Text block:
========

[MLton-user] Combining type-indexed values using functors or how to
get two for the price of one
Vesa Karvonen
vesa.karvonen at cs.helsinki.fi
Tue Aug 29 15:00:00 PDT 2006
In
Encoding Types in ML-like Languages
Zhe Yang
ICFP 1998
http://mlton.org/References#Yang98
the problem of combining type-indexed values that use the (ad hoc)
value-dependent encoding is explained. ("Value-dependent" means that the
type-index depends on (and essentially is) the value that is being
indexed.) The problem is nicely demonstrated in the paper using the
example
fn T => flatten T o super_reverse T
where the type-indexed values flatten and super_reverse would ideally be
separately implemented functions that need not know anything about each
other. Unfortunately, that would seem to be in conflict with the value
dependent encoding of type-indices. It is also mentioned that the problem
can be evaded by tupling the type-indices. In this reasonably brief note
I'll follow up on that idea.

========

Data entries
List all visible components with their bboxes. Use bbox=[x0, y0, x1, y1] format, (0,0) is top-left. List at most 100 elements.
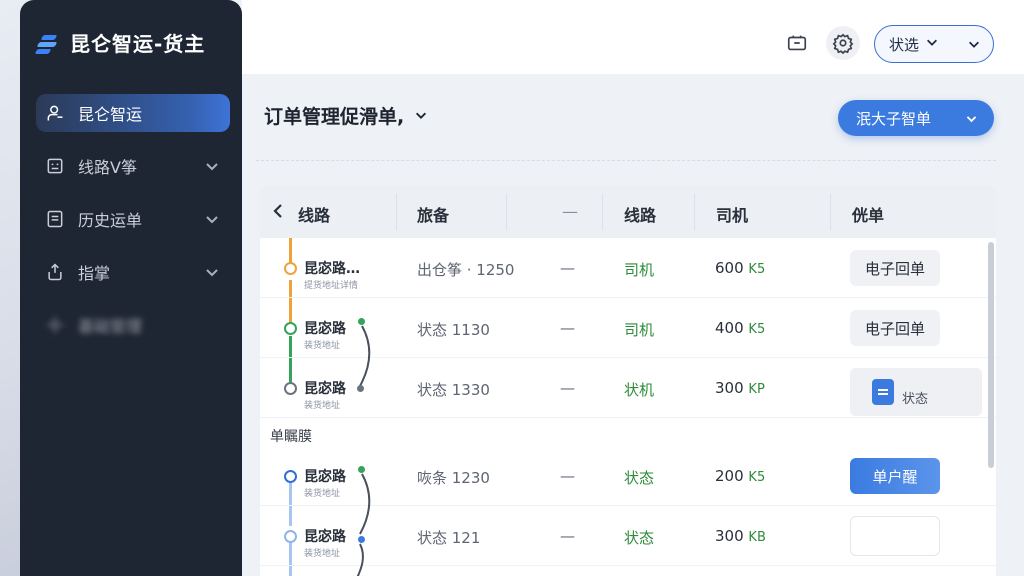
chevron-down-icon bbox=[414, 105, 428, 127]
route-cell: 状态 bbox=[624, 469, 655, 487]
document-status-label: 状态 bbox=[902, 391, 929, 407]
dash-cell: — bbox=[560, 527, 575, 545]
chevron-left-icon[interactable] bbox=[270, 202, 286, 224]
status-cell: 状态 1130 bbox=[417, 321, 490, 339]
driver-cell: 400 K5 bbox=[715, 319, 765, 337]
timeline-node bbox=[284, 530, 297, 543]
dash-cell: — bbox=[560, 319, 575, 337]
table-row[interactable]: 昆宓路 装货地址 状态 1330 — 状机 300 KP 状态 bbox=[260, 358, 996, 418]
sidebar-item-settings[interactable]: 基础管理 bbox=[36, 306, 230, 344]
column-header[interactable]: 旅备 bbox=[417, 202, 449, 226]
route-cell: 状机 bbox=[624, 381, 655, 399]
empty-action-button[interactable] bbox=[850, 516, 940, 556]
route-name: 昆宓路 bbox=[304, 469, 346, 485]
driver-value: 600 bbox=[715, 259, 744, 277]
driver-unit: K5 bbox=[748, 262, 766, 277]
brand[interactable]: 昆仑智运-货主 bbox=[34, 28, 206, 57]
route-dot bbox=[357, 385, 364, 392]
sidebar-item-guide[interactable]: 指掌 bbox=[36, 253, 230, 291]
driver-unit: KP bbox=[748, 382, 765, 397]
timeline-node bbox=[284, 382, 297, 395]
scrollbar[interactable] bbox=[988, 242, 994, 468]
status-cell: 状态 121 bbox=[417, 529, 481, 547]
column-divider bbox=[830, 194, 831, 230]
chevron-down-icon bbox=[204, 158, 220, 174]
column-header[interactable]: 司机 bbox=[716, 202, 748, 226]
route-name: 昆宓路 bbox=[304, 529, 346, 545]
document-icon bbox=[872, 379, 894, 405]
chevron-down-icon bbox=[204, 211, 220, 227]
confirm-button[interactable]: 单户醒 bbox=[850, 458, 940, 494]
table-header: 线路 旅备 — 线路 司机 侊单 bbox=[260, 186, 996, 238]
driver-cell: 300 KB bbox=[715, 527, 766, 545]
table-row[interactable]: 昆宓路 装货地址 咴条 1230 — 状态 200 K5 单户醒 bbox=[260, 446, 996, 535]
orders-table: 线路 旅备 — 线路 司机 侊单 昆宓路… 提货地址详情 出仓筝 · 1250 … bbox=[260, 186, 996, 576]
sidebar-nav: 昆仑智运 线路Ⅴ筝 历史运单 指掌 基础管理 bbox=[36, 94, 230, 359]
top-bar: 状选 bbox=[242, 0, 1024, 74]
receipt-button[interactable]: 电子回单 bbox=[850, 250, 940, 286]
dash-cell: — bbox=[560, 467, 575, 485]
sidebar-item-label: 昆仑智运 bbox=[78, 105, 143, 124]
page-title[interactable]: 订单管理促滑单, bbox=[264, 102, 428, 129]
route-name: 昆宓路 bbox=[304, 381, 346, 397]
chevron-down-icon bbox=[925, 35, 939, 53]
timeline-node bbox=[284, 470, 297, 483]
route-subtitle: 装货地址 bbox=[304, 489, 341, 499]
dash-cell: — bbox=[560, 379, 575, 397]
sidebar-item-label: 线路Ⅴ筝 bbox=[78, 158, 137, 177]
filter-label: 状选 bbox=[889, 35, 920, 54]
page-title-text: 订单管理促滑单, bbox=[264, 106, 405, 128]
sidebar-item-routes[interactable]: 线路Ⅴ筝 bbox=[36, 147, 230, 185]
route-name: 昆宓路 bbox=[304, 321, 346, 337]
table-row[interactable]: 昆宓路 装货地址 状态 121 — 状态 300 KB bbox=[260, 506, 996, 576]
column-header[interactable]: 线路 bbox=[624, 202, 656, 226]
timeline-node bbox=[284, 262, 297, 275]
gear-icon bbox=[44, 314, 66, 336]
sidebar-item-kunlun[interactable]: 昆仑智运 bbox=[36, 94, 230, 132]
share-icon bbox=[44, 261, 66, 283]
route-subtitle: 装货地址 bbox=[304, 401, 341, 411]
route-subtitle: 提货地址详情 bbox=[304, 281, 359, 291]
table-row[interactable]: 昆宓路 装货地址 状态 1130 — 司机 400 K5 电子回单 bbox=[260, 298, 996, 387]
column-divider bbox=[506, 194, 507, 230]
document-status-button[interactable]: 状态 bbox=[850, 368, 982, 416]
dash-cell: — bbox=[560, 259, 575, 277]
status-cell: 咴条 1230 bbox=[417, 469, 490, 487]
column-header[interactable]: 侊单 bbox=[852, 202, 884, 226]
column-header: — bbox=[562, 202, 578, 221]
chevron-down-icon bbox=[967, 37, 981, 55]
driver-unit: K5 bbox=[748, 322, 766, 337]
filter-dropdown[interactable]: 状选 bbox=[874, 25, 994, 63]
driver-value: 400 bbox=[715, 319, 744, 337]
create-order-button[interactable]: 泯大子智单 bbox=[838, 100, 994, 136]
driver-unit: K5 bbox=[748, 470, 766, 485]
document-icon bbox=[44, 208, 66, 230]
battery-icon[interactable] bbox=[780, 26, 814, 60]
route-cell: 状态 bbox=[624, 529, 655, 547]
column-divider bbox=[602, 194, 603, 230]
driver-cell: 300 KP bbox=[715, 379, 765, 397]
column-divider bbox=[694, 194, 695, 230]
sidebar-item-label: 历史运单 bbox=[78, 211, 143, 230]
column-header[interactable]: 线路 bbox=[298, 202, 330, 226]
status-cell: 出仓筝 · 1250 bbox=[417, 261, 515, 279]
table-row[interactable]: 昆宓路… 提货地址详情 出仓筝 · 1250 — 司机 600 K5 电子回单 bbox=[260, 238, 996, 298]
driver-unit: KB bbox=[748, 530, 766, 545]
chevron-down-icon bbox=[204, 264, 220, 280]
driver-value: 300 bbox=[715, 527, 744, 545]
sidebar-item-history[interactable]: 历史运单 bbox=[36, 200, 230, 238]
gear-icon[interactable] bbox=[826, 26, 860, 60]
create-order-label: 泯大子智单 bbox=[856, 109, 932, 128]
route-cell: 司机 bbox=[624, 321, 655, 339]
user-icon bbox=[44, 102, 66, 124]
driver-value: 300 bbox=[715, 379, 744, 397]
divider bbox=[256, 160, 996, 161]
receipt-button[interactable]: 电子回单 bbox=[850, 310, 940, 346]
driver-value: 200 bbox=[715, 467, 744, 485]
chevron-down-icon bbox=[966, 116, 977, 123]
app-title: 昆仑智运-货主 bbox=[70, 32, 206, 56]
sidebar-item-label: 指掌 bbox=[78, 264, 111, 283]
column-divider bbox=[396, 194, 397, 230]
status-cell: 状态 1330 bbox=[417, 381, 490, 399]
board-icon bbox=[44, 155, 66, 177]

========

Brief 1:
Please list each detail the mailing-list post gives for the paper it cites.
Brief 2:
Decide whether each statement agrees with the mailing-list post, and support each yes or no with the post's exact deciding words.
(a) The paper illustrates the problem with the example fn T => flatten T o super_reverse T.
(b) Ideally, flatten and super_reverse would each need to know about the other.
(c) The paper notes that tupling the type-indices can get around the problem.
The data entries are separate material and have no connection to the mailing-list post.

Written reply 1:
- Title: Encoding Types in ML-like Languages
- Author: Zhe Yang
- Venue and year: ICFP 1998
- Link: http://mlton.org/References#Yang98

Written reply 2:
(a) Yes: "The problem is nicely demonstrated in the paper using the example"
(b) No: "separately implemented functions that need not know anything about each other"
(c) Yes: "the problem can be evaded by tupling the type-indices"